§ **YOUR TASK**
All of the lines below should be output exactly as shown.

(Figure dataset records)

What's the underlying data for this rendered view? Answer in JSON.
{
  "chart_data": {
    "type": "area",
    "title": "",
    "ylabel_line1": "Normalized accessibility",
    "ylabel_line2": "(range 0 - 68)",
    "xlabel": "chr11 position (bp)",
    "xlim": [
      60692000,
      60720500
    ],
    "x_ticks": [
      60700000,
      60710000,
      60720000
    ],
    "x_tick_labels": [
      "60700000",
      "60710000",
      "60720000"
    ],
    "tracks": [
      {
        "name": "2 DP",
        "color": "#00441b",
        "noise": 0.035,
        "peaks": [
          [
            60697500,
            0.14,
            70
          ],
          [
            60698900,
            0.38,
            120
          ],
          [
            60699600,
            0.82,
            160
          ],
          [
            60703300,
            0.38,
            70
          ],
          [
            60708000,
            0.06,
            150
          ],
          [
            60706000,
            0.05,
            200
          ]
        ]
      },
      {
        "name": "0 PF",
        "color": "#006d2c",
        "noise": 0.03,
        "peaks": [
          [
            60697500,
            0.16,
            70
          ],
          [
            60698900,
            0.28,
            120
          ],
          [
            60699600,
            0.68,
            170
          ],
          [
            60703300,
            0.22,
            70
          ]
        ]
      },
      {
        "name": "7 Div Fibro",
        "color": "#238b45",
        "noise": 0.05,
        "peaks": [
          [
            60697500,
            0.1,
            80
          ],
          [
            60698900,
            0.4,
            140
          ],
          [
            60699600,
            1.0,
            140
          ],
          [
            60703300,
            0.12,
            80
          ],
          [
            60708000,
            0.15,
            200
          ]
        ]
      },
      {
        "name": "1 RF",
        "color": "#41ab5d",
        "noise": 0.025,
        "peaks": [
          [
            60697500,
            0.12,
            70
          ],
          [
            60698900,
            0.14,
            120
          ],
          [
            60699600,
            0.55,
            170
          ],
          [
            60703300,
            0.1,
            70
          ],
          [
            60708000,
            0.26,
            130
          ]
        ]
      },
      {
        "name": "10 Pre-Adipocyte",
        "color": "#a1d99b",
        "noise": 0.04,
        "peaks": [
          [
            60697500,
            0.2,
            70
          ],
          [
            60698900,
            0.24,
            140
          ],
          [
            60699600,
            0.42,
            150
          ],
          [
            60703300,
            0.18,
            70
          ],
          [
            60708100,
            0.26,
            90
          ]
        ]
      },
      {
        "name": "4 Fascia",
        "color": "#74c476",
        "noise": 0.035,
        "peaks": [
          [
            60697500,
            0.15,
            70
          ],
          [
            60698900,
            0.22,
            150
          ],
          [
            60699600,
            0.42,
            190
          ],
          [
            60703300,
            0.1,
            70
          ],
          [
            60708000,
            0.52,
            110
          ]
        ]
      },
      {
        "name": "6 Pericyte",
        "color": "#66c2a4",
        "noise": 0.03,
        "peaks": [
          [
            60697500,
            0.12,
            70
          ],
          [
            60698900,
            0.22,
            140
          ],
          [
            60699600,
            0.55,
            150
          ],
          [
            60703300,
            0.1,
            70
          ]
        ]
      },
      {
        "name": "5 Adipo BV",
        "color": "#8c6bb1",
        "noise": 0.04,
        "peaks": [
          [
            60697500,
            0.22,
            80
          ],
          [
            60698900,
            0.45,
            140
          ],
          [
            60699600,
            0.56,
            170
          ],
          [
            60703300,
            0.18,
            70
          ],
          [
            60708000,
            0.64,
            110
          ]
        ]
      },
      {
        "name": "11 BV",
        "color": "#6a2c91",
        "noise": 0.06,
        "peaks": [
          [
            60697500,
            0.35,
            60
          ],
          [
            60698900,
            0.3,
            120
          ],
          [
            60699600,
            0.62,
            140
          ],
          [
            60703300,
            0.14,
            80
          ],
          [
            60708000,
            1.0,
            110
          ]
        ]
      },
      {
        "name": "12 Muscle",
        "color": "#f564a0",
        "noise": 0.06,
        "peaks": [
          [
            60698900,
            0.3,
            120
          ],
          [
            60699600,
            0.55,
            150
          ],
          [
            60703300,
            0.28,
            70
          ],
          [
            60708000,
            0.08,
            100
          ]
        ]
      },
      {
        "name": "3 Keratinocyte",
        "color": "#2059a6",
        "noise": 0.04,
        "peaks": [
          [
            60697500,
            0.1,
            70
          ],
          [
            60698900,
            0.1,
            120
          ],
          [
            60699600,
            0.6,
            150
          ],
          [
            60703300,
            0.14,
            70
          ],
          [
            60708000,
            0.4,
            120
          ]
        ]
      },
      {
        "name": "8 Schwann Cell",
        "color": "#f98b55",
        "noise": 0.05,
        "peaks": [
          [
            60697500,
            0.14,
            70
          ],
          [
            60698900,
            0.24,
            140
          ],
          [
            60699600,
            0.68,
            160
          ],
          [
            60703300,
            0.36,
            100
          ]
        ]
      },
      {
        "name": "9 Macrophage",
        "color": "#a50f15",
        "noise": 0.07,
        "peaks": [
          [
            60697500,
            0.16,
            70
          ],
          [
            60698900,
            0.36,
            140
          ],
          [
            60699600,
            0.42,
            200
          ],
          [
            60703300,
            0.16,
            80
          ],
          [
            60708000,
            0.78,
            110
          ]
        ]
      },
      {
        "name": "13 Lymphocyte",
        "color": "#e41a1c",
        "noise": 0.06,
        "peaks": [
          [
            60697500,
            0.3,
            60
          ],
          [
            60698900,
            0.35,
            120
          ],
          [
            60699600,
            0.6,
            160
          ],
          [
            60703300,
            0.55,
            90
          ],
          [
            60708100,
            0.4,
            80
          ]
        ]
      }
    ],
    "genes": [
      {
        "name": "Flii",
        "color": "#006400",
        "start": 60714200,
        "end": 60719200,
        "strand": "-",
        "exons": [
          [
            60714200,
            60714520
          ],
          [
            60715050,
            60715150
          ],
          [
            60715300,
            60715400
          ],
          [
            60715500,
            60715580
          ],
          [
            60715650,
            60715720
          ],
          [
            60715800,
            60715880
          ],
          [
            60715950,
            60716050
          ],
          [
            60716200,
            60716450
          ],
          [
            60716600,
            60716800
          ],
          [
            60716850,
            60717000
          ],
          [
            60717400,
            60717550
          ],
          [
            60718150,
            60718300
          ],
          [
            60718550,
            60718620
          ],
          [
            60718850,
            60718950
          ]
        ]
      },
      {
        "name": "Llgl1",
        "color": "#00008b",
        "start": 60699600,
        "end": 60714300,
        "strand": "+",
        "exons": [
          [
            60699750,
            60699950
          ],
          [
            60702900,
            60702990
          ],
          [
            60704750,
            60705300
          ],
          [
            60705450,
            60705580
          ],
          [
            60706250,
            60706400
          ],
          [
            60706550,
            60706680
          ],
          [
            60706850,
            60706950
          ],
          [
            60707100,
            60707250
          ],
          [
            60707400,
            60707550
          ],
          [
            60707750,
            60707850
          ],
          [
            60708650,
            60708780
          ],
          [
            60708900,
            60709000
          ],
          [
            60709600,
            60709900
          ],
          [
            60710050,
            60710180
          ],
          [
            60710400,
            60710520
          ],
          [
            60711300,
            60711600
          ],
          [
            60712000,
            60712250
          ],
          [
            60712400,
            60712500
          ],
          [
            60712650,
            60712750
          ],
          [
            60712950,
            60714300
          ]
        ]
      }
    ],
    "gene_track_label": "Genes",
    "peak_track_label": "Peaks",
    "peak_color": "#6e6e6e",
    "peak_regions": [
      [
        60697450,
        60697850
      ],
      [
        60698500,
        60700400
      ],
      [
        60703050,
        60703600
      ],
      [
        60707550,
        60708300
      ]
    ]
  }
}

§ **PROBLEM SOLUTION**
What's the underlying data for this rendered view? Answer in JSON.
{
  "chart_data": {
    "type": "area",
    "title": "",
    "ylabel_line1": "Normalized accessibility",
    "ylabel_line2": "(range 0 - 68)",
    "xlabel": "chr11 position (bp)",
    "xlim": [
      60692000,
      60720500
    ],
    "x_ticks": [
      60700000,
      60710000,
      60720000
    ],
    "x_tick_labels": [
      "60700000",
      "60710000",
      "60720000"
    ],
    "tracks": [
      {
        "name": "2 DP",
        "color": "#00441b",
        "noise": 0.035,
        "peaks": [
          [
            60697500,
            0.14,
            70
          ],
          [
            60698900,
            0.38,
            120
          ],
          [
            60699600,
            0.82,
            160
          ],
          [
            60703300,
            0.38,
            70
          ],
          [
            60708000,
            0.06,
            150
          ],
          [
            60706000,
            0.05,
            200
          ]
        ]
      },
      {
        "name": "0 PF",
        "color": "#006d2c",
        "noise": 0.03,
        "peaks": [
          [
            60697500,
            0.16,
            70
          ],
          [
            60698900,
            0.28,
            120
          ],
          [
            60699600,
            0.68,
            170
          ],
          [
            60703300,
            0.22,
            70
          ]
        ]
      },
      {
        "name": "7 Div Fibro",
        "color": "#238b45",
        "noise": 0.05,
        "peaks": [
          [
            60697500,
            0.1,
            80
          ],
          [
            60698900,
            0.4,
            140
          ],
          [
            60699600,
            1.0,
            140
          ],
          [
            60703300,
            0.12,
            80
          ],
          [
            60708000,
            0.15,
            200
          ]
        ]
      },
      {
        "name": "1 RF",
        "color": "#41ab5d",
        "noise": 0.025,
        "peaks": [
          [
            60697500,
            0.12,
            70
          ],
          [
            60698900,
            0.14,
            120
          ],
          [
            60699600,
            0.55,
            170
          ],
          [
            60703300,
            0.1,
            70
          ],
          [
            60708000,
            0.26,
            130
          ]
        ]
      },
      {
        "name": "10 Pre-Adipocyte",
        "color": "#a1d99b",
        "noise": 0.04,
        "peaks": [
          [
            60697500,
            0.2,
            70
          ],
          [
            60698900,
            0.24,
            140
          ],
          [
            60699600,
            0.42,
            150
          ],
          [
            60703300,
            0.18,
            70
          ],
          [
            60708100,
            0.26,
            90
          ]
        ]
      },
      {
        "name": "4 Fascia",
        "color": "#74c476",
        "noise": 0.035,
        "peaks": [
          [
            60697500,
            0.15,
            70
          ],
          [
            60698900,
            0.22,
            150
          ],
          [
            60699600,
            0.42,
            190
          ],
          [
            60703300,
            0.1,
            70
          ],
          [
            60708000,
            0.52,
            110
          ]
        ]
      },
      {
        "name": "6 Pericyte",
        "color": "#66c2a4",
        "noise": 0.03,
        "peaks": [
          [
            60697500,
            0.12,
            70
          ],
          [
            60698900,
            0.22,
            140
          ],
          [
            60699600,
            0.55,
            150
          ],
          [
            60703300,
            0.1,
            70
          ]
        ]
      },
      {
        "name": "5 Adipo BV",
        "color": "#8c6bb1",
        "noise": 0.04,
        "peaks": [
          [
            60697500,
            0.22,
            80
          ],
          [
            60698900,
            0.45,
            140
          ],
          [
            60699600,
            0.56,
            170
          ],
          [
            60703300,
            0.18,
            70
          ],
          [
            60708000,
            0.64,
            110
          ]
        ]
      },
      {
        "name": "11 BV",
        "color": "#6a2c91",
        "noise": 0.06,
        "peaks": [
          [
            60697500,
            0.35,
            60
          ],
          [
            60698900,
            0.3,
            120
          ],
          [
            60699600,
            0.62,
            140
          ],
          [
            60703300,
            0.14,
            80
          ],
          [
            60708000,
            1.0,
            110
          ]
        ]
      },
      {
        "name": "12 Muscle",
        "color": "#f564a0",
        "noise": 0.06,
        "peaks": [
          [
            60698900,
            0.3,
            120
          ],
          [
            60699600,
            0.55,
            150
          ],
          [
            60703300,
            0.28,
            70
          ],
          [
            60708000,
            0.08,
            100
          ]
        ]
      },
      {
        "name": "3 Keratinocyte",
        "color": "#2059a6",
        "noise": 0.04,
        "peaks": [
          [
            60697500,
            0.1,
            70
          ],
          [
            60698900,
            0.1,
            120
          ],
          [
            60699600,
            0.6,
            150
          ],
          [
            60703300,
            0.14,
            70
          ],
          [
            60708000,
            0.4,
            120
          ]
        ]
      },
      {
        "name": "8 Schwann Cell",
        "color": "#f98b55",
        "noise": 0.05,
        "peaks": [
          [
            60697500,
            0.14,
            70
          ],
          [
            60698900,
            0.24,
            140
          ],
          [
            60699600,
            0.68,
            160
          ],
          [
            60703300,
            0.36,
            100
          ]
        ]
      },
      {
        "name": "9 Macrophage",
        "color": "#a50f15",
        "noise": 0.07,
        "peaks": [
          [
            60697500,
            0.16,
            70
          ],
          [
            60698900,
            0.36,
            140
          ],
          [
            60699600,
            0.42,
            200
          ],
          [
            60703300,
            0.16,
            80
          ],
          [
            60708000,
            0.78,
            110
          ]
        ]
      },
      {
        "name": "13 Lymphocyte",
        "color": "#e41a1c",
        "noise": 0.06,
        "peaks": [
          [
            60697500,
            0.3,
            60
          ],
          [
            60698900,
            0.35,
            120
          ],
          [
            60699600,
            0.6,
            160
          ],
          [
            60703300,
            0.55,
            90
          ],
          [
            60708100,
            0.4,
            80
          ]
        ]
      }
    ],
    "genes": [
      {
        "name": "Flii",
        "color": "#006400",
        "start": 60714200,
        "end": 60719200,
        "strand": "-",
        "exons": [
          [
            60714200,
            60714520
          ],
          [
            60715050,
            60715150
          ],
          [
            60715300,
            60715400
          ],
          [
            60715500,
            60715580
          ],
          [
            60715650,
            60715720
          ],
          [
            60715800,
            60715880
          ],
          [
            60715950,
            60716050
          ],
          [
            60716200,
            60716450
          ],
          [
            60716600,
            60716800
          ],
          [
            60716850,
            60717000
          ],
          [
            60717400,
            60717550
          ],
          [
            60718150,
            60718300
          ],
          [
            60718550,
            60718620
          ],
          [
            60718850,
            60718950
          ]
        ]
      },
      {
        "name": "Llgl1",
        "color": "#00008b",
        "start": 60699600,
        "end": 60714300,
        "strand": "+",
        "exons": [
          [
            60699750,
            60699950
          ],
          [
            60702900,
            60702990
          ],
          [
            60704750,
            60705300
          ],
          [
            60705450,
            60705580
          ],
          [
            60706250,
            60706400
          ],
          [
            60706550,
            60706680
          ],
          [
            60706850,
            60706950
          ],
          [
            60707100,
            60707250
          ],
          [
            60707400,
            60707550
          ],
          [
            60707750,
            60707850
          ],
          [
            60708650,
            60708780
          ],
          [
            60708900,
            60709000
          ],
          [
            60709600,
            60709900
          ],
          [
            60710050,
            60710180
          ],
          [
            60710400,
            60710520
          ],
          [
            60711300,
            60711600
          ],
          [
            60712000,
            60712250
          ],
          [
            60712400,
            60712500
          ],
          [
            60712650,
            60712750
          ],
          [
            60712950,
            60714300
          ]
        ]
      }
    ],
    "gene_track_label": "Genes",
    "peak_track_label": "Peaks",
    "peak_color": "#6e6e6e",
    "peak_regions": [
      [
        60697450,
        60697850
      ],
      [
        60698500,
        60700400
      ],
      [
        60703050,
        60703600
      ],
      [
        60707550,
        60708300
      ]
    ]
  }
}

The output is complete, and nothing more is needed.